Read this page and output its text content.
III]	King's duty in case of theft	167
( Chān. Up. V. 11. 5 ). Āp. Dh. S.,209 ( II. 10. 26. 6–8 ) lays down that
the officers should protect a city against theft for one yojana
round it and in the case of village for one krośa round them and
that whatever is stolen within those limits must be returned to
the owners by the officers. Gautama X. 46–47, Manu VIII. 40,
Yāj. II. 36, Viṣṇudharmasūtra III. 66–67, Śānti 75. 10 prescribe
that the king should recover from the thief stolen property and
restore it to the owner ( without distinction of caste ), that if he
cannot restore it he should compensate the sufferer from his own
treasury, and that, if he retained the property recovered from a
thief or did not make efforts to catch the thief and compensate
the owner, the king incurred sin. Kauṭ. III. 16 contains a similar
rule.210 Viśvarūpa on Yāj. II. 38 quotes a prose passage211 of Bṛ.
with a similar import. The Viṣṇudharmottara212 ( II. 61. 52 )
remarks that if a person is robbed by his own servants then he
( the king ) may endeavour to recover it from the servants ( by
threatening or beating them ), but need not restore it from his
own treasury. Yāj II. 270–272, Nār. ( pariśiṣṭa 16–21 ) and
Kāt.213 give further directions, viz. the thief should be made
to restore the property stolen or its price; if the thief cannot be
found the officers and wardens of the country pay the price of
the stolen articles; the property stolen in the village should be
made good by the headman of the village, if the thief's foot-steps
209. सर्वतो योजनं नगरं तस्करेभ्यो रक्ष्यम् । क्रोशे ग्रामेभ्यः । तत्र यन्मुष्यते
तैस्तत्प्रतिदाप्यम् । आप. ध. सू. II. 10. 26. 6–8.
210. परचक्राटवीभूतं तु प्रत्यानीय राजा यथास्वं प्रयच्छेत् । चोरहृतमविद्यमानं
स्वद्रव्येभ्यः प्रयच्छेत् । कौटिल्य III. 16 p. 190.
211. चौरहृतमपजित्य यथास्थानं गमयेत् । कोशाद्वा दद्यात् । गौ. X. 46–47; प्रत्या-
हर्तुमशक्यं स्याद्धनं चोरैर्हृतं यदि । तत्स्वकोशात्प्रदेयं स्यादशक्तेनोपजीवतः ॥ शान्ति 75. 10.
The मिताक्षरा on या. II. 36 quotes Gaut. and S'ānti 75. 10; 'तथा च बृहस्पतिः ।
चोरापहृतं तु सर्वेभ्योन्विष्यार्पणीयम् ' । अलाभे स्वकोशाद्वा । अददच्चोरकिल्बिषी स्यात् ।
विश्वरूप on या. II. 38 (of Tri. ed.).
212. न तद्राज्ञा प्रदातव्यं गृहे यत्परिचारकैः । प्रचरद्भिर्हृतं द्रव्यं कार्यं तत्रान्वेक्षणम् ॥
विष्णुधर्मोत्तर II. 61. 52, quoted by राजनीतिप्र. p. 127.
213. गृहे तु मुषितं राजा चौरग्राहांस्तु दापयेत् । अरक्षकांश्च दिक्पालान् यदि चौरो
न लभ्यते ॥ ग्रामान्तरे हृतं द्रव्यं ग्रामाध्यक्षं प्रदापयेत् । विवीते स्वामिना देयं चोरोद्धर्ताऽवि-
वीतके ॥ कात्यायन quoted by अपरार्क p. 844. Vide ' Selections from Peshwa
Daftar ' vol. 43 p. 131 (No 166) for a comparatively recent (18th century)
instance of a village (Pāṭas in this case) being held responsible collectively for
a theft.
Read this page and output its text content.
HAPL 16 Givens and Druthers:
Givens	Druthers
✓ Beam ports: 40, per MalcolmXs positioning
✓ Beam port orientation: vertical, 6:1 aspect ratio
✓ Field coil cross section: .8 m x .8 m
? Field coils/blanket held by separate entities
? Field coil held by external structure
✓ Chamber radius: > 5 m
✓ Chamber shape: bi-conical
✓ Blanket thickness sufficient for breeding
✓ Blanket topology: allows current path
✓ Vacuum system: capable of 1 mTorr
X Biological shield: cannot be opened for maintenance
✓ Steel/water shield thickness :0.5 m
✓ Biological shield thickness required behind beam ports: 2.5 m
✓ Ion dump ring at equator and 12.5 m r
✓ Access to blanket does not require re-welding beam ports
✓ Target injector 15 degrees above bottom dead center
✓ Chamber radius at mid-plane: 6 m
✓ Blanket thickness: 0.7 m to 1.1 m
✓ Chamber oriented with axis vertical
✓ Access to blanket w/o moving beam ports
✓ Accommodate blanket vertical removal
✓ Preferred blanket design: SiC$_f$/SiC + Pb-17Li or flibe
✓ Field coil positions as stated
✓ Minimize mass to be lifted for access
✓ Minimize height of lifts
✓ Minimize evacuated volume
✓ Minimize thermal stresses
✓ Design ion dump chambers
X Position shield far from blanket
--------------------------------
▶ [TASK DESCRIPTION]: Give the material above again, word for word.

▶ [SOLUTION]:
Read this page and output its text content.
III]	King's duty in case of theft	167
( Chān. Up. V. 11. 5 ). Āp. Dh. S.,209 ( II. 10. 26. 6–8 ) lays down that
the officers should protect a city against theft for one yojana
round it and in the case of village for one krośa round them and
that whatever is stolen within those limits must be returned to
the owners by the officers. Gautama X. 46–47, Manu VIII. 40,
Yāj. II. 36, Viṣṇudharmasūtra III. 66–67, Śānti 75. 10 prescribe
that the king should recover from the thief stolen property and
restore it to the owner ( without distinction of caste ), that if he
cannot restore it he should compensate the sufferer from his own
treasury, and that, if he retained the property recovered from a
thief or did not make efforts to catch the thief and compensate
the owner, the king incurred sin. Kauṭ. III. 16 contains a similar
rule.210 Viśvarūpa on Yāj. II. 38 quotes a prose passage211 of Bṛ.
with a similar import. The Viṣṇudharmottara212 ( II. 61. 52 )
remarks that if a person is robbed by his own servants then he
( the king ) may endeavour to recover it from the servants ( by
threatening or beating them ), but need not restore it from his
own treasury. Yāj II. 270–272, Nār. ( pariśiṣṭa 16–21 ) and
Kāt.213 give further directions, viz. the thief should be made
to restore the property stolen or its price; if the thief cannot be
found the officers and wardens of the country pay the price of
the stolen articles; the property stolen in the village should be
made good by the headman of the village, if the thief's foot-steps
209. सर्वतो योजनं नगरं तस्करेभ्यो रक्ष्यम् । क्रोशे ग्रामेभ्यः । तत्र यन्मुष्यते
तैस्तत्प्रतिदाप्यम् । आप. ध. सू. II. 10. 26. 6–8.
210. परचक्राटवीभूतं तु प्रत्यानीय राजा यथास्वं प्रयच्छेत् । चोरहृतमविद्यमानं
स्वद्रव्येभ्यः प्रयच्छेत् । कौटिल्य III. 16 p. 190.
211. चौरहृतमपजित्य यथास्थानं गमयेत् । कोशाद्वा दद्यात् । गौ. X. 46–47; प्रत्या-
हर्तुमशक्यं स्याद्धनं चोरैर्हृतं यदि । तत्स्वकोशात्प्रदेयं स्यादशक्तेनोपजीवतः ॥ शान्ति 75. 10.
The मिताक्षरा on या. II. 36 quotes Gaut. and S'ānti 75. 10; 'तथा च बृहस्पतिः ।
चोरापहृतं तु सर्वेभ्योन्विष्यार्पणीयम् ' । अलाभे स्वकोशाद्वा । अददच्चोरकिल्बिषी स्यात् ।
विश्वरूप on या. II. 38 (of Tri. ed.).
212. न तद्राज्ञा प्रदातव्यं गृहे यत्परिचारकैः । प्रचरद्भिर्हृतं द्रव्यं कार्यं तत्रान्वेक्षणम् ॥
विष्णुधर्मोत्तर II. 61. 52, quoted by राजनीतिप्र. p. 127.
213. गृहे तु मुषितं राजा चौरग्राहांस्तु दापयेत् । अरक्षकांश्च दिक्पालान् यदि चौरो
न लभ्यते ॥ ग्रामान्तरे हृतं द्रव्यं ग्रामाध्यक्षं प्रदापयेत् । विवीते स्वामिना देयं चोरोद्धर्ताऽवि-
वीतके ॥ कात्यायन quoted by अपरार्क p. 844. Vide ' Selections from Peshwa
Daftar ' vol. 43 p. 131 (No 166) for a comparatively recent (18th century)
instance of a village (Pāṭas in this case) being held responsible collectively for
a theft.
Read this page and output its text content.
HAPL 16 Givens and Druthers:
Givens	Druthers
✓ Beam ports: 40, per MalcolmXs positioning
✓ Beam port orientation: vertical, 6:1 aspect ratio
✓ Field coil cross section: .8 m x .8 m
? Field coils/blanket held by separate entities
? Field coil held by external structure
✓ Chamber radius: > 5 m
✓ Chamber shape: bi-conical
✓ Blanket thickness sufficient for breeding
✓ Blanket topology: allows current path
✓ Vacuum system: capable of 1 mTorr
X Biological shield: cannot be opened for maintenance
✓ Steel/water shield thickness :0.5 m
✓ Biological shield thickness required behind beam ports: 2.5 m
✓ Ion dump ring at equator and 12.5 m r
✓ Access to blanket does not require re-welding beam ports
✓ Target injector 15 degrees above bottom dead center
✓ Chamber radius at mid-plane: 6 m
✓ Blanket thickness: 0.7 m to 1.1 m
✓ Chamber oriented with axis vertical
✓ Access to blanket w/o moving beam ports
✓ Accommodate blanket vertical removal
✓ Preferred blanket design: SiC$_f$/SiC + Pb-17Li or flibe
✓ Field coil positions as stated
✓ Minimize mass to be lifted for access
✓ Minimize height of lifts
✓ Minimize evacuated volume
✓ Minimize thermal stresses
✓ Design ion dump chambers
X Position shield far from blanket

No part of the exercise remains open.